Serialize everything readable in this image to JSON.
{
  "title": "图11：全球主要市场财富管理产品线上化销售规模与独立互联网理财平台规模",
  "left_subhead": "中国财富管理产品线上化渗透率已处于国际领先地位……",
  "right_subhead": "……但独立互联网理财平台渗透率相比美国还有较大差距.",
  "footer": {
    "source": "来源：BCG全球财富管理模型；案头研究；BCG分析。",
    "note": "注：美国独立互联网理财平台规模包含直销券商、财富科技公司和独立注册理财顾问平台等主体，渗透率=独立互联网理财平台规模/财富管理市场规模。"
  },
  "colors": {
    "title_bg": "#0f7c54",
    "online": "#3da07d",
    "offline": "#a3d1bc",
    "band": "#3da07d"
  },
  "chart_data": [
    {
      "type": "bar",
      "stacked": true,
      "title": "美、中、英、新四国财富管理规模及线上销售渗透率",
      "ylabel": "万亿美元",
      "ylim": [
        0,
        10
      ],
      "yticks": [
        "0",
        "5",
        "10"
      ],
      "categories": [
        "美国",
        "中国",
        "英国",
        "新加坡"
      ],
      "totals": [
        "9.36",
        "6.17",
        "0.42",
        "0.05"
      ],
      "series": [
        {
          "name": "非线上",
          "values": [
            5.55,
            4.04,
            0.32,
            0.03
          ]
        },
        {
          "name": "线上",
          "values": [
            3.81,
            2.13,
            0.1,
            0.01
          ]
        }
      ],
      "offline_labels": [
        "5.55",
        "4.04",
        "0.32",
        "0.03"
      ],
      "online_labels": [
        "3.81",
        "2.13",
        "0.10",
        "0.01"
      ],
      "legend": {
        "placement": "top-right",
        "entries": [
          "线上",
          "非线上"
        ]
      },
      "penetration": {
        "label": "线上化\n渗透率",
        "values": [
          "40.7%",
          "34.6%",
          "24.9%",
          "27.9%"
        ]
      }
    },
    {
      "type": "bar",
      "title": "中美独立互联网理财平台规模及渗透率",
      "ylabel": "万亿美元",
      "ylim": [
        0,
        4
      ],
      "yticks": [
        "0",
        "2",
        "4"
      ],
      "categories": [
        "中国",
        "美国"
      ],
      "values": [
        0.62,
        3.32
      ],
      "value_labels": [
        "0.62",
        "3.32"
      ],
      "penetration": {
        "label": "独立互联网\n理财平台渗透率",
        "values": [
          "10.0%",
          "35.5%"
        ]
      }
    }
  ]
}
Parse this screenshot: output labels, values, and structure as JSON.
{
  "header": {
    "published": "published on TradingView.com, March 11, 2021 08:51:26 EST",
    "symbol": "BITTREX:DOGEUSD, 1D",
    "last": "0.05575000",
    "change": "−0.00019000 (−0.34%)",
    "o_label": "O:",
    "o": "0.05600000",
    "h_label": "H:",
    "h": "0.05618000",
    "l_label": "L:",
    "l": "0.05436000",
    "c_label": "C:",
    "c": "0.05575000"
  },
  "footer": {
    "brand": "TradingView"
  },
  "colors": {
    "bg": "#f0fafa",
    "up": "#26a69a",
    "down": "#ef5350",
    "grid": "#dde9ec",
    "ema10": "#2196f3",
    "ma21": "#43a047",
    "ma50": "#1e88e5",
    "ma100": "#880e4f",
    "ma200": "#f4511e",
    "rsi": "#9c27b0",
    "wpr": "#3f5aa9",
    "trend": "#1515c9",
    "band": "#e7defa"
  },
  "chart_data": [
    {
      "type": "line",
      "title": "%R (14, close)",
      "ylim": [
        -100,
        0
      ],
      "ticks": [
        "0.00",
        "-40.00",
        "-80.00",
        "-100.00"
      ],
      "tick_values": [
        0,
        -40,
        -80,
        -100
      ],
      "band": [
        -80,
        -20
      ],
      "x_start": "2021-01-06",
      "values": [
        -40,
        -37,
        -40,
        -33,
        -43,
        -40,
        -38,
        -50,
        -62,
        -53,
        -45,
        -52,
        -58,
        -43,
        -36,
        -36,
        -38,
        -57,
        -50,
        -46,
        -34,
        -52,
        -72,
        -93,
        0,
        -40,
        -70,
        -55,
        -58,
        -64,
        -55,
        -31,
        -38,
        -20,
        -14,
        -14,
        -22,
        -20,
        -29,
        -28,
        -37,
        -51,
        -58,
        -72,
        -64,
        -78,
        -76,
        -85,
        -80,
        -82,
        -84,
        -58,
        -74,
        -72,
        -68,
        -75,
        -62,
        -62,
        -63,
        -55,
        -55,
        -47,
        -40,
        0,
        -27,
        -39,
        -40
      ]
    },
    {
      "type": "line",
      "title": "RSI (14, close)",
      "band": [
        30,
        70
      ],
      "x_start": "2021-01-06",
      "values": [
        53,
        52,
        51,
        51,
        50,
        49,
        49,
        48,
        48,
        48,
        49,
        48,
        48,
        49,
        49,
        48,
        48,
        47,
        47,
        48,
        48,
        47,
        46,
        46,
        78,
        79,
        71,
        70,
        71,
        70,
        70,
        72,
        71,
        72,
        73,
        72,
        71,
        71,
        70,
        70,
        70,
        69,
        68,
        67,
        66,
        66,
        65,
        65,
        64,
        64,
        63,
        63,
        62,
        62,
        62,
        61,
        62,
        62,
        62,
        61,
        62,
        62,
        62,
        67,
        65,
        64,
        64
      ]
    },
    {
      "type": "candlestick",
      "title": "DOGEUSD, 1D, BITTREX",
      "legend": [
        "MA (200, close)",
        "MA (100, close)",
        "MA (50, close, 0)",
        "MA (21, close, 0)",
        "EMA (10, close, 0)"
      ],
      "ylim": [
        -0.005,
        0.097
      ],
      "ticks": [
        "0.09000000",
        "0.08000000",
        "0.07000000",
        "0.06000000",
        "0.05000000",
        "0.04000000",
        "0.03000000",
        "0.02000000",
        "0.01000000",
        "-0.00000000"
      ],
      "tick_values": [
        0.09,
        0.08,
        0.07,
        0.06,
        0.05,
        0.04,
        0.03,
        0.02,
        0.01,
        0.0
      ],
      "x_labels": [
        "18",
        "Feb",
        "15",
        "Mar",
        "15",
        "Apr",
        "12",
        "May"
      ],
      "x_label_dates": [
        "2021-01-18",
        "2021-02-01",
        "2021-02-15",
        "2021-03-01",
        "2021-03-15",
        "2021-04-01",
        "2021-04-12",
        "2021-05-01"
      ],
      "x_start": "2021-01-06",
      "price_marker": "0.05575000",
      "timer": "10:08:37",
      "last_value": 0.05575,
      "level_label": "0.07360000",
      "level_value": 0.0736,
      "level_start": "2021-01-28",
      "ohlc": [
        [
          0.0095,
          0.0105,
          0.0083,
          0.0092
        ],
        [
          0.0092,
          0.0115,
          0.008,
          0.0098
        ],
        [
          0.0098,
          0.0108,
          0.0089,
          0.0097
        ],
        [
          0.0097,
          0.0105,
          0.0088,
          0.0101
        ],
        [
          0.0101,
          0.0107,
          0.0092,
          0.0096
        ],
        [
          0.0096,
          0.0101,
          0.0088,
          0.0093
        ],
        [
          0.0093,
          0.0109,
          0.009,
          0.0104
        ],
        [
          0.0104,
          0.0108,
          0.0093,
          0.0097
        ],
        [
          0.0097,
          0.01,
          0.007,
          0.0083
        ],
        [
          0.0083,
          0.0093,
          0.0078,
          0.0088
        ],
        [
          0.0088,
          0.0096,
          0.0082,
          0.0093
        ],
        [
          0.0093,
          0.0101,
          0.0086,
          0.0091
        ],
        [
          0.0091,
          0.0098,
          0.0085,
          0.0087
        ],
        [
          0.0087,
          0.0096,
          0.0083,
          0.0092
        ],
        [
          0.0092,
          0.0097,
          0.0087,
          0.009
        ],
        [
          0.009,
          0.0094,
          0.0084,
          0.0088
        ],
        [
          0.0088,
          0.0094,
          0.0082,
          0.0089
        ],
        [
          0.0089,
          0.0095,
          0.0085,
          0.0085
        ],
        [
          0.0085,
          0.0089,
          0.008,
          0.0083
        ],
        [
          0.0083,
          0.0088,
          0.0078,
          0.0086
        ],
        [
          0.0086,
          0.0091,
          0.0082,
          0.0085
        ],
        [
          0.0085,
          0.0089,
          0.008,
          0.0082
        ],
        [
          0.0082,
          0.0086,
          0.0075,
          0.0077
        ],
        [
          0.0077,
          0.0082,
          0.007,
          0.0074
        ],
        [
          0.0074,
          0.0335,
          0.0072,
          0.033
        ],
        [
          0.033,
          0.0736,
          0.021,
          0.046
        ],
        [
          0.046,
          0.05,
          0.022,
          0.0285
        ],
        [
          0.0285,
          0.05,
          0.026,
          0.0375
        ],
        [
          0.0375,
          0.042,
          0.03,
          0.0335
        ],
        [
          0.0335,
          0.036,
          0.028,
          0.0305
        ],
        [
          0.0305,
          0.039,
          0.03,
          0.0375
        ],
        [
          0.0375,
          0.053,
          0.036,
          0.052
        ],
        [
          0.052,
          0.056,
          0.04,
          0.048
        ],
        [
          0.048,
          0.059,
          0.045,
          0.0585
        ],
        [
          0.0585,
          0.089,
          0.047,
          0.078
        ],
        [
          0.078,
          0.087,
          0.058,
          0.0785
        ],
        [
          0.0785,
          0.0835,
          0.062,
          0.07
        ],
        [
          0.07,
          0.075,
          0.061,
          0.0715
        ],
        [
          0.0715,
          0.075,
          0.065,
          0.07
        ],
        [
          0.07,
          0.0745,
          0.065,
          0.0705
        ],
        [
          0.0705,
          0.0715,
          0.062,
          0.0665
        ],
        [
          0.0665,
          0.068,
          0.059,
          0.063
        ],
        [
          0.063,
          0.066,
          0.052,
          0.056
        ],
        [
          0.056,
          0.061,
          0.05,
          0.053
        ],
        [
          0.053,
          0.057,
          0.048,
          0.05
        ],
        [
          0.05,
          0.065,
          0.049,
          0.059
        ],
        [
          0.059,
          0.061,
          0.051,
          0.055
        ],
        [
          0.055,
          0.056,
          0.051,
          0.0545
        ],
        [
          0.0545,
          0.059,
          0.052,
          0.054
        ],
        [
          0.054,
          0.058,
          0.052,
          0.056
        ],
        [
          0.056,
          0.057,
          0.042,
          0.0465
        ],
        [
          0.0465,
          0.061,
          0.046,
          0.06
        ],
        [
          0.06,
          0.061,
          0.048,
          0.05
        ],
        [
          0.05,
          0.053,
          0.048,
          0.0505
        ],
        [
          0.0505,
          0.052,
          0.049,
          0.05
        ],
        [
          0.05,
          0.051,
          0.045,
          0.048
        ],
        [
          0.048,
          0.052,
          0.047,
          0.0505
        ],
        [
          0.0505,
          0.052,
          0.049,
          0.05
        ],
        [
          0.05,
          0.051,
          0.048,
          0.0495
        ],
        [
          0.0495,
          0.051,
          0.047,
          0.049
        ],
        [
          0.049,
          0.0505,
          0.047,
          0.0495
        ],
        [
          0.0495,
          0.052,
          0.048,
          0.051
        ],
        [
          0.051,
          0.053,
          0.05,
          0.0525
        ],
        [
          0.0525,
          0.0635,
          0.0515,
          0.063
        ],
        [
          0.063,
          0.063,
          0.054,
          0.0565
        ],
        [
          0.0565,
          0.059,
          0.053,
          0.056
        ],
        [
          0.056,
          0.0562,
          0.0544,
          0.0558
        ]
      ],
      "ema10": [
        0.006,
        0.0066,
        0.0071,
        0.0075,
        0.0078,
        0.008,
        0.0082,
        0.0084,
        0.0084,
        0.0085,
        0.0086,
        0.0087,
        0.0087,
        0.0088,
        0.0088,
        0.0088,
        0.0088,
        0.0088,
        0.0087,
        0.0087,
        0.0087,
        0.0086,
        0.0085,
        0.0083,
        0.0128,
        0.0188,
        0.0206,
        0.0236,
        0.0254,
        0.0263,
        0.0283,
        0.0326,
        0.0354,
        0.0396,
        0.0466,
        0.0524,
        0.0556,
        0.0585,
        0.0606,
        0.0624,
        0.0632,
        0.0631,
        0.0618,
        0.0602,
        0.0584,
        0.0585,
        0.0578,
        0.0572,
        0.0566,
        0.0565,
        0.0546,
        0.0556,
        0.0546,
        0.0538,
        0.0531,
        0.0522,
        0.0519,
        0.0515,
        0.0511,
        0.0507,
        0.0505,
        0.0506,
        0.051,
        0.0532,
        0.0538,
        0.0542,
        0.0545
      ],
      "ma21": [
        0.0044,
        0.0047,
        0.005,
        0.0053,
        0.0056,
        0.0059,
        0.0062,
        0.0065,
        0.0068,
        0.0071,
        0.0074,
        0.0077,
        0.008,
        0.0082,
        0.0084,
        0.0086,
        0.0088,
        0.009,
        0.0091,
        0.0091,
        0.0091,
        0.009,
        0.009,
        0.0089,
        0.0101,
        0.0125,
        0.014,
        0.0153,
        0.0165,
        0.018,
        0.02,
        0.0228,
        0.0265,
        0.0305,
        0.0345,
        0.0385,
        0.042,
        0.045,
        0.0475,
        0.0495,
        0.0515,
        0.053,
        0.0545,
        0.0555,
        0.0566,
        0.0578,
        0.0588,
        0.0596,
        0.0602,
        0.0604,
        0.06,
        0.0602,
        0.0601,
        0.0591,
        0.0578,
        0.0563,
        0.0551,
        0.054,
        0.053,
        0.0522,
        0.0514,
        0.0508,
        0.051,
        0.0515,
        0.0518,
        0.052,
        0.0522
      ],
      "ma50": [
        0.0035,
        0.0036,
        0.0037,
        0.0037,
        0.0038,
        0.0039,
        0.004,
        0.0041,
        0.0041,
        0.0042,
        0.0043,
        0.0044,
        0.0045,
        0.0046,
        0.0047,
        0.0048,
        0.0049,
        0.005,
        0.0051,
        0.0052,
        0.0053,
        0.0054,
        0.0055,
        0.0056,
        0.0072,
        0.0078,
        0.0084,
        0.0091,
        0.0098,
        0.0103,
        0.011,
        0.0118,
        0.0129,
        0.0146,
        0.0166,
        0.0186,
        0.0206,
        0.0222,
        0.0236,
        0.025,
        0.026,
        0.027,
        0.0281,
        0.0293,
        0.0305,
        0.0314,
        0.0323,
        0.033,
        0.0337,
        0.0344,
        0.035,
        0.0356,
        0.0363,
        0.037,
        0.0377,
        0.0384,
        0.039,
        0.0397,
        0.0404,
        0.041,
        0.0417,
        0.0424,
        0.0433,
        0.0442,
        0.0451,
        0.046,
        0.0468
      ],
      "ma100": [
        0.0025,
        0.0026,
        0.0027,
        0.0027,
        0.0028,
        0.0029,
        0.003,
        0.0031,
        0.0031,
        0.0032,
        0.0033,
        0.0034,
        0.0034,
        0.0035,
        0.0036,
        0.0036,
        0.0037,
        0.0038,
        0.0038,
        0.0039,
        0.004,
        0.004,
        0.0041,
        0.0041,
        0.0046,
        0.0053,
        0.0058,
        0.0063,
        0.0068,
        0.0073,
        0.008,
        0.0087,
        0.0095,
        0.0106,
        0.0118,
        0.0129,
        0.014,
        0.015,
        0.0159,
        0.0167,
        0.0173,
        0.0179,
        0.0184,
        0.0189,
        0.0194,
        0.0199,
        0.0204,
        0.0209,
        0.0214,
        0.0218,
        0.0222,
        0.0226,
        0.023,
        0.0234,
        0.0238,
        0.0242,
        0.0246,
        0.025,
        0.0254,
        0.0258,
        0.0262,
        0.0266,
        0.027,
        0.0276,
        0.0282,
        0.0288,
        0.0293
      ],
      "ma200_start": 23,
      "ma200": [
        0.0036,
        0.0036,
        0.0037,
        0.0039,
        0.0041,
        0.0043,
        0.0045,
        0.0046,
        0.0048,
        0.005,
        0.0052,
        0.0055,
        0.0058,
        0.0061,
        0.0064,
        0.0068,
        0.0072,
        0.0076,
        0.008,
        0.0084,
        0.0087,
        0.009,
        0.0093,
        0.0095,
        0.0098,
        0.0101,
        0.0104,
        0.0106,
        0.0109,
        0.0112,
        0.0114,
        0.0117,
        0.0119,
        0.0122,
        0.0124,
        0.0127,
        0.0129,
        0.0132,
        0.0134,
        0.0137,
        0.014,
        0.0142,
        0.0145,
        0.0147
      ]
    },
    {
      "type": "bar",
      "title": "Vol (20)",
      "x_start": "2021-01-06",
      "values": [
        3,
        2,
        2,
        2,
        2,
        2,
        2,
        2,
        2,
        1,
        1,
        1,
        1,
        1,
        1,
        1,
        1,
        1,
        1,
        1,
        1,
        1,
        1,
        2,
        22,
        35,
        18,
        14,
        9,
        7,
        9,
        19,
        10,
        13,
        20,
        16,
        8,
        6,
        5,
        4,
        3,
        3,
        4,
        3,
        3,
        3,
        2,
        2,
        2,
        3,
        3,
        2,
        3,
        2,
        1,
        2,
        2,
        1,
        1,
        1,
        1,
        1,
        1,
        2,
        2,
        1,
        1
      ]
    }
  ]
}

Task to complete:
Among the records above, find each line holding the string "JSON" and pull it out.

Solution below:
Serialize everything readable in this image to JSON.
Parse this screenshot: output labels, values, and structure as JSON.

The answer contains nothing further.